▶ PROBLEM STATEMENT
Your task is to copy every line of this material exactly.

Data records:
########################################

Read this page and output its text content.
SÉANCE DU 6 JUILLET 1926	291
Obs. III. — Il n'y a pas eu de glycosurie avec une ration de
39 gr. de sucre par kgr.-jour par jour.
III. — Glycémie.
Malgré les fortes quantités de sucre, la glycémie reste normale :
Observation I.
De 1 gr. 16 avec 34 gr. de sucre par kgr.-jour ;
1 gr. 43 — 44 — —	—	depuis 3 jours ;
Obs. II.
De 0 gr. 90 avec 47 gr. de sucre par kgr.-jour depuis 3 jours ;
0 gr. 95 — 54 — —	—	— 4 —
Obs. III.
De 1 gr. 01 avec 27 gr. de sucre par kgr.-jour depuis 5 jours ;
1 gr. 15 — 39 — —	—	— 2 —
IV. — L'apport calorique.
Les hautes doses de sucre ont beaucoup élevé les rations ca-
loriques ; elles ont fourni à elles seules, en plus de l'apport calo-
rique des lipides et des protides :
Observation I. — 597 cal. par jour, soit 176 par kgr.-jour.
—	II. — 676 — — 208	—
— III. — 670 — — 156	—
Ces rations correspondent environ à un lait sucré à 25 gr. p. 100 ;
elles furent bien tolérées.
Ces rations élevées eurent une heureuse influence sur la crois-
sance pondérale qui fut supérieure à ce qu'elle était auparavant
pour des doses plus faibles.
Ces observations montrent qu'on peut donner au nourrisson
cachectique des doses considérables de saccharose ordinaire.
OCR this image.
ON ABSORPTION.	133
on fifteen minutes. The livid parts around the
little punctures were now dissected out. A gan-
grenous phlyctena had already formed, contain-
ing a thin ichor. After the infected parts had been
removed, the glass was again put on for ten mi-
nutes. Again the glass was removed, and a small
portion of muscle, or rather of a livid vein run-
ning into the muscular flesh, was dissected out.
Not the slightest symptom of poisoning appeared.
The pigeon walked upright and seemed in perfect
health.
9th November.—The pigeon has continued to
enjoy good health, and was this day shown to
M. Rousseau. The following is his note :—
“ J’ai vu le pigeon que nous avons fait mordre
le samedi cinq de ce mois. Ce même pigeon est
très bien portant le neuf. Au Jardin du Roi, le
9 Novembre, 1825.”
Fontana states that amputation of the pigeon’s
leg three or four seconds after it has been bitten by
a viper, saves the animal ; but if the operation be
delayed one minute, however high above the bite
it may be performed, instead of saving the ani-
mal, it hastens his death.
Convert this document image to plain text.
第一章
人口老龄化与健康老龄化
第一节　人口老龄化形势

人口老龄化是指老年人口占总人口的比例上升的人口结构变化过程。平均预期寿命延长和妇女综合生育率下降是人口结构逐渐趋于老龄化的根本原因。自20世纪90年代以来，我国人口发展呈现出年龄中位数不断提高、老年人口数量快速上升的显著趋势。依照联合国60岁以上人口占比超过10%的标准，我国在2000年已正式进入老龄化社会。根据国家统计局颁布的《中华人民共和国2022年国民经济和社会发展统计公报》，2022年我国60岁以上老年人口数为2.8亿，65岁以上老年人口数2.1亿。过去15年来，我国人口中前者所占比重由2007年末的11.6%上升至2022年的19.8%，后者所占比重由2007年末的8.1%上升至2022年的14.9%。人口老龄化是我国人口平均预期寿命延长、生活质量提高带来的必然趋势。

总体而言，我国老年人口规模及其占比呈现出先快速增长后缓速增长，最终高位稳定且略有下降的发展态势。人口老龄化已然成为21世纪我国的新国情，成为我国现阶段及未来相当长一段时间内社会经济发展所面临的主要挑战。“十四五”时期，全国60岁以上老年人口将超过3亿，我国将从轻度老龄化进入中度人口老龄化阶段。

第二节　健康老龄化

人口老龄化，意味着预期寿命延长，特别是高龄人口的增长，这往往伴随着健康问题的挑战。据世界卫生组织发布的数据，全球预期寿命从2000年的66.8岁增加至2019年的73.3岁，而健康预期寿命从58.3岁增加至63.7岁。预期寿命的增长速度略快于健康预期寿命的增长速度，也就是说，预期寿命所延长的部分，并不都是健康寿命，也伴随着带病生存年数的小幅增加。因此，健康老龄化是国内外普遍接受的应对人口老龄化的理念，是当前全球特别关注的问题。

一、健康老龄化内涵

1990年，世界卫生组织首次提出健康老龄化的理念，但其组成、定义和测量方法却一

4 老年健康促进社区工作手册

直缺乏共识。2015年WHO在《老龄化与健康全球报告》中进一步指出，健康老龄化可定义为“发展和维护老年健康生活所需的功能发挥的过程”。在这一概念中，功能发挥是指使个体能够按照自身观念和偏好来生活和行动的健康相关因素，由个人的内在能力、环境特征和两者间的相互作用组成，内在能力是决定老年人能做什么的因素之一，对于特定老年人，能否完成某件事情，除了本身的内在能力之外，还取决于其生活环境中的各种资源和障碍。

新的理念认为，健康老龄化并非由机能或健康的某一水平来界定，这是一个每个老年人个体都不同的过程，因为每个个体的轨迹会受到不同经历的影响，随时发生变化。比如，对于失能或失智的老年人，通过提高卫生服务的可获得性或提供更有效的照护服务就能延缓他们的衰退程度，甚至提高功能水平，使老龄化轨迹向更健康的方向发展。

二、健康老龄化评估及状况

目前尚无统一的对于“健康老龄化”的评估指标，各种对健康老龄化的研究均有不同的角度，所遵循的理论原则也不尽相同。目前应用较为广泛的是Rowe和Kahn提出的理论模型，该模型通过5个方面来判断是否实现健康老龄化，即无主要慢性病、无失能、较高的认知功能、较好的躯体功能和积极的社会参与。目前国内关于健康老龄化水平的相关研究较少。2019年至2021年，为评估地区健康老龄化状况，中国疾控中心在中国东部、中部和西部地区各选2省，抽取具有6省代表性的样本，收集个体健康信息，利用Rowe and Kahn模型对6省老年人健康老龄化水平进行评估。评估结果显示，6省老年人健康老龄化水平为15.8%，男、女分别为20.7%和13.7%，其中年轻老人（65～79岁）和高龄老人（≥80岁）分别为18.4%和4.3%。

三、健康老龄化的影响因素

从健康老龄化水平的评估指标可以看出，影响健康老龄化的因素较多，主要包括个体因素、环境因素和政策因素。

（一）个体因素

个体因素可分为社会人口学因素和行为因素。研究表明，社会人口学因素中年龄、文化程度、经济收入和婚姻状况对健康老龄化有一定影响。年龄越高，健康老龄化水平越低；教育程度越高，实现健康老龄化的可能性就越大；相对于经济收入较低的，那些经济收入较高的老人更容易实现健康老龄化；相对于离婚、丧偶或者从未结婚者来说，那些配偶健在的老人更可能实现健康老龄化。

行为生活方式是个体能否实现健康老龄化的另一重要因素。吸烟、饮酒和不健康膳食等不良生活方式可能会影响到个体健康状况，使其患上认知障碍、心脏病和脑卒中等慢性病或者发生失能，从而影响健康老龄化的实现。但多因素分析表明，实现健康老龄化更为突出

########################################

▶ RESPONSE
Read this page and output its text content.
SÉANCE DU 6 JUILLET 1926	291
Obs. III. — Il n'y a pas eu de glycosurie avec une ration de
39 gr. de sucre par kgr.-jour par jour.
III. — Glycémie.
Malgré les fortes quantités de sucre, la glycémie reste normale :
Observation I.
De 1 gr. 16 avec 34 gr. de sucre par kgr.-jour ;
1 gr. 43 — 44 — —	—	depuis 3 jours ;
Obs. II.
De 0 gr. 90 avec 47 gr. de sucre par kgr.-jour depuis 3 jours ;
0 gr. 95 — 54 — —	—	— 4 —
Obs. III.
De 1 gr. 01 avec 27 gr. de sucre par kgr.-jour depuis 5 jours ;
1 gr. 15 — 39 — —	—	— 2 —
IV. — L'apport calorique.
Les hautes doses de sucre ont beaucoup élevé les rations ca-
loriques ; elles ont fourni à elles seules, en plus de l'apport calo-
rique des lipides et des protides :
Observation I. — 597 cal. par jour, soit 176 par kgr.-jour.
—	II. — 676 — — 208	—
— III. — 670 — — 156	—
Ces rations correspondent environ à un lait sucré à 25 gr. p. 100 ;
elles furent bien tolérées.
Ces rations élevées eurent une heureuse influence sur la crois-
sance pondérale qui fut supérieure à ce qu'elle était auparavant
pour des doses plus faibles.
Ces observations montrent qu'on peut donner au nourrisson
cachectique des doses considérables de saccharose ordinaire.
OCR this image.
ON ABSORPTION.	133
on fifteen minutes. The livid parts around the
little punctures were now dissected out. A gan-
grenous phlyctena had already formed, contain-
ing a thin ichor. After the infected parts had been
removed, the glass was again put on for ten mi-
nutes. Again the glass was removed, and a small
portion of muscle, or rather of a livid vein run-
ning into the muscular flesh, was dissected out.
Not the slightest symptom of poisoning appeared.
The pigeon walked upright and seemed in perfect
health.
9th November.—The pigeon has continued to
enjoy good health, and was this day shown to
M. Rousseau. The following is his note :—
“ J’ai vu le pigeon que nous avons fait mordre
le samedi cinq de ce mois. Ce même pigeon est
très bien portant le neuf. Au Jardin du Roi, le
9 Novembre, 1825.”
Fontana states that amputation of the pigeon’s
leg three or four seconds after it has been bitten by
a viper, saves the animal ; but if the operation be
delayed one minute, however high above the bite
it may be performed, instead of saving the ani-
mal, it hastens his death.
Convert this document image to plain text.
第一章
人口老龄化与健康老龄化
第一节　人口老龄化形势

人口老龄化是指老年人口占总人口的比例上升的人口结构变化过程。平均预期寿命延长和妇女综合生育率下降是人口结构逐渐趋于老龄化的根本原因。自20世纪90年代以来，我国人口发展呈现出年龄中位数不断提高、老年人口数量快速上升的显著趋势。依照联合国60岁以上人口占比超过10%的标准，我国在2000年已正式进入老龄化社会。根据国家统计局颁布的《中华人民共和国2022年国民经济和社会发展统计公报》，2022年我国60岁以上老年人口数为2.8亿，65岁以上老年人口数2.1亿。过去15年来，我国人口中前者所占比重由2007年末的11.6%上升至2022年的19.8%，后者所占比重由2007年末的8.1%上升至2022年的14.9%。人口老龄化是我国人口平均预期寿命延长、生活质量提高带来的必然趋势。

总体而言，我国老年人口规模及其占比呈现出先快速增长后缓速增长，最终高位稳定且略有下降的发展态势。人口老龄化已然成为21世纪我国的新国情，成为我国现阶段及未来相当长一段时间内社会经济发展所面临的主要挑战。“十四五”时期，全国60岁以上老年人口将超过3亿，我国将从轻度老龄化进入中度人口老龄化阶段。

第二节　健康老龄化

人口老龄化，意味着预期寿命延长，特别是高龄人口的增长，这往往伴随着健康问题的挑战。据世界卫生组织发布的数据，全球预期寿命从2000年的66.8岁增加至2019年的73.3岁，而健康预期寿命从58.3岁增加至63.7岁。预期寿命的增长速度略快于健康预期寿命的增长速度，也就是说，预期寿命所延长的部分，并不都是健康寿命，也伴随着带病生存年数的小幅增加。因此，健康老龄化是国内外普遍接受的应对人口老龄化的理念，是当前全球特别关注的问题。

一、健康老龄化内涵

1990年，世界卫生组织首次提出健康老龄化的理念，但其组成、定义和测量方法却一

4 老年健康促进社区工作手册

直缺乏共识。2015年WHO在《老龄化与健康全球报告》中进一步指出，健康老龄化可定义为“发展和维护老年健康生活所需的功能发挥的过程”。在这一概念中，功能发挥是指使个体能够按照自身观念和偏好来生活和行动的健康相关因素，由个人的内在能力、环境特征和两者间的相互作用组成，内在能力是决定老年人能做什么的因素之一，对于特定老年人，能否完成某件事情，除了本身的内在能力之外，还取决于其生活环境中的各种资源和障碍。

新的理念认为，健康老龄化并非由机能或健康的某一水平来界定，这是一个每个老年人个体都不同的过程，因为每个个体的轨迹会受到不同经历的影响，随时发生变化。比如，对于失能或失智的老年人，通过提高卫生服务的可获得性或提供更有效的照护服务就能延缓他们的衰退程度，甚至提高功能水平，使老龄化轨迹向更健康的方向发展。

二、健康老龄化评估及状况

目前尚无统一的对于“健康老龄化”的评估指标，各种对健康老龄化的研究均有不同的角度，所遵循的理论原则也不尽相同。目前应用较为广泛的是Rowe和Kahn提出的理论模型，该模型通过5个方面来判断是否实现健康老龄化，即无主要慢性病、无失能、较高的认知功能、较好的躯体功能和积极的社会参与。目前国内关于健康老龄化水平的相关研究较少。2019年至2021年，为评估地区健康老龄化状况，中国疾控中心在中国东部、中部和西部地区各选2省，抽取具有6省代表性的样本，收集个体健康信息，利用Rowe and Kahn模型对6省老年人健康老龄化水平进行评估。评估结果显示，6省老年人健康老龄化水平为15.8%，男、女分别为20.7%和13.7%，其中年轻老人（65～79岁）和高龄老人（≥80岁）分别为18.4%和4.3%。

三、健康老龄化的影响因素

从健康老龄化水平的评估指标可以看出，影响健康老龄化的因素较多，主要包括个体因素、环境因素和政策因素。

（一）个体因素

个体因素可分为社会人口学因素和行为因素。研究表明，社会人口学因素中年龄、文化程度、经济收入和婚姻状况对健康老龄化有一定影响。年龄越高，健康老龄化水平越低；教育程度越高，实现健康老龄化的可能性就越大；相对于经济收入较低的，那些经济收入较高的老人更容易实现健康老龄化；相对于离婚、丧偶或者从未结婚者来说，那些配偶健在的老人更可能实现健康老龄化。

行为生活方式是个体能否实现健康老龄化的另一重要因素。吸烟、饮酒和不健康膳食等不良生活方式可能会影响到个体健康状况，使其患上认知障碍、心脏病和脑卒中等慢性病或者发生失能，从而影响健康老龄化的实现。但多因素分析表明，实现健康老龄化更为突出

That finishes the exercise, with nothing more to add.